── TEXT TO READ

Proud Facebook virgin still dedicated to the pen and paper

When she enthusiastically asked if I was on Facebook she was not to know I have resisted every "innovation" with any whiff of technology since I was about 11, with the possible exception of the ballpoint pen.

Perhaps my mastery of the typewriter and the dial telephone fooled her when she sat near me in the Otago Daily Times newsroom back in the late '70s.

She may not remember my battles with the carbon paper on those rare occasions extra copies of my riveting stories were required for sending to other parts of the country through the Press Association.

I could never reliably sandwich the carbon and the copy paper together correctly for insertion into the typewriter.

Mostly, instead of an extra copy, I produced a useless double-sided offering.

It's possible my vehemently non-smoking former colleague, who now teaches computing, could not see through my cigarette haze whenever I struggled to change my typewriter ribbon.

It was never a straight-forward swap of the old and the new with many grubby times spent winding the new ribbon on to the old spool by hand.

I was quick to tell her I was not on Facebook.

When she suggested it was a great way to share photos, I didn't tell her I had no photos to share and, happily, competent use of any camera still eludes me.

She seemed suitably impressed that I remembered that when we last met, in Wellington in 1999, a photo had been taken of the event, possibly by her husband.

I have a hard copy of it.

On a trip to the Dunedin library the day after her visit, I thought it only fair I should look further into this Facebook thing.

────
── GIVEN DATA

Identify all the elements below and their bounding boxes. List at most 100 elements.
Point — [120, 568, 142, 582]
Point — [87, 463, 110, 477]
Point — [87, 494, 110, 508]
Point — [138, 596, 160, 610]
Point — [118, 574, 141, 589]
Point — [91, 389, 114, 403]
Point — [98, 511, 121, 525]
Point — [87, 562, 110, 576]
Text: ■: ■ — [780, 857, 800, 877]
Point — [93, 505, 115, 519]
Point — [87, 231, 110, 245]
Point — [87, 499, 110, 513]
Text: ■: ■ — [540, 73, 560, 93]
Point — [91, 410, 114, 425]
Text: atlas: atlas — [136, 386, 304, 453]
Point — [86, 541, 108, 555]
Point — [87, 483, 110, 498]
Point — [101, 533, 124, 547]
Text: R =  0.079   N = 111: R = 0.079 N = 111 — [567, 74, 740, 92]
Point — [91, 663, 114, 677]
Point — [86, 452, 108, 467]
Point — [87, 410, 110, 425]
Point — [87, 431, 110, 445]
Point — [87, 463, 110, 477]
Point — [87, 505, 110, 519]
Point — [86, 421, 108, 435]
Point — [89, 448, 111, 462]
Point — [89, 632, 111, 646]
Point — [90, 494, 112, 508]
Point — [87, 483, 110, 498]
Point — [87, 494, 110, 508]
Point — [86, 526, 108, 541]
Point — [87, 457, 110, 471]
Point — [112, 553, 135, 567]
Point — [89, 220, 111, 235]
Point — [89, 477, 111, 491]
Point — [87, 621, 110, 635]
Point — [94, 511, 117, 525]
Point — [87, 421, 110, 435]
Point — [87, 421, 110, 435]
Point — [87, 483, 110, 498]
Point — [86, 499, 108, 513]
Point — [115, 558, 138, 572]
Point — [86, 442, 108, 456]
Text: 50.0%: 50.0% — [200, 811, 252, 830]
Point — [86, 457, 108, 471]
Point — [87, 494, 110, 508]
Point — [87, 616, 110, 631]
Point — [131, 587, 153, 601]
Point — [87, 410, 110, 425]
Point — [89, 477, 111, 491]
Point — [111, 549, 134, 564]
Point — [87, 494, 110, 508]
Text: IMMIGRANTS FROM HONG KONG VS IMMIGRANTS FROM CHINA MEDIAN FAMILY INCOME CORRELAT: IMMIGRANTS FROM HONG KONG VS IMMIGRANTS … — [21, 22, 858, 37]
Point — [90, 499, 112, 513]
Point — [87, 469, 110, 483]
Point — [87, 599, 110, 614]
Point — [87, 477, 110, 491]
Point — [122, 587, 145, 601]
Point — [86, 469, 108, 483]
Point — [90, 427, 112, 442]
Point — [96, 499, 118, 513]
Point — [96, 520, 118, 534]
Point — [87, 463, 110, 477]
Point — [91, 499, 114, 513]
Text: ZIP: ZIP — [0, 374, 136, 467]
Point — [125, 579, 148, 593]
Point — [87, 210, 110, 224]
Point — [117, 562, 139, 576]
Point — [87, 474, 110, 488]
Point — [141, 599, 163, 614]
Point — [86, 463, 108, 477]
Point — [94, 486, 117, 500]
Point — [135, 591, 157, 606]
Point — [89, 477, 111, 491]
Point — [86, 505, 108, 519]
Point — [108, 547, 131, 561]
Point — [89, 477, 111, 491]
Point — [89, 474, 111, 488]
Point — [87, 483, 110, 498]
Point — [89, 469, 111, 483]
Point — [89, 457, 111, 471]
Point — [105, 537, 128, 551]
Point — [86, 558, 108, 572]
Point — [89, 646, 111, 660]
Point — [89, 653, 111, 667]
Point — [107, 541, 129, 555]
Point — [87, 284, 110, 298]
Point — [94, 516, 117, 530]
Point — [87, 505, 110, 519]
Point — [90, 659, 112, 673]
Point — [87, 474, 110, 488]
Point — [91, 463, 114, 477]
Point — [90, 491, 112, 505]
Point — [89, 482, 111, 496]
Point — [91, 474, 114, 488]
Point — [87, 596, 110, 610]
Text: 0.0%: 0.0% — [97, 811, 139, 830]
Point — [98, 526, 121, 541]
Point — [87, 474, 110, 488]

────

- **TASK SET**
A - According to the column on staying off Facebook, where and when did the writer and the former colleague last meet?
B - Return the part of the column on staying off Facebook from "I have a hard" up to and including "this Facebook thing.".
C - Resume the column on staying off Facebook, picking up right after its final sentence.

- **RESULTS BY TASK**
A - In Wellington in 1999.

B -
I have a hard copy of it.

On a trip to the Dunedin library the day after her visit, I thought it only fair I should look further into this Facebook thing.

C -
On my search for relevant material, I became sidetracked. I chatted with two people I hadn't seen for ages and wandered into the magazine section where the cover of The Lady featuring Colin Firth being adoringly gazed at by his wife Livia caught my eye.

Fortunately, neither of the two people I met at the library saw me at this point so I did not have to endure any jibes about the appropriateness of the title. (Readers will not be surprised to know I knew nothing of this magazine, even though it has been around since 1885.)Flicking through a few copies, I found an article about composer and suffragette Dame Ethel Smyth which whetted my appetite for more about her.

With the help of library staff I was able to find one of the books written by the redoubtable Dame in 1934 and bought by the library the following year.

I couldn't wait to get the musty smelling offering home. There was nothing showy about its appearance, but I savoured its plain cover, yellow pages, and even tolerated the sinful pencil underlinings.

And what fun.

Dame Ethel would have been in her 70s at the time Female Pipings in Eden was written.

She writes in a lively, often hilarious way, with many a meander, on subjects as diverse as the discrimination against women composers, recollections of Brahms, her involvement with Emmeline Pankhurst and the perils of succumbing to silly footwear fashion.

She is wonderful on the shortcomings of making decisions based on sentimentality or misplaced feelings of kindness which she describes as often a "mere cloak for moral cowardice".

I brought home Facebook for Dummies too, but confess I have paid it little attention.

I have thought warmly of the library, however, and questioned what seems a petty proposal to save $50,000 a year to change opening hours which might affect about 35,600 people.

We have no way of knowing whether that would mean some people would reduce their library visiting, but that would seem likely when a service is made less accessible.

One of the difficulties for bean counters is that it is not easy to measure the value of anyone using a library.

Those who research serious subjects and go on to great things might be able to place a monetary figure on that, but how does the small but delicious delight I have had from discovering Dame Ethel's book stack up?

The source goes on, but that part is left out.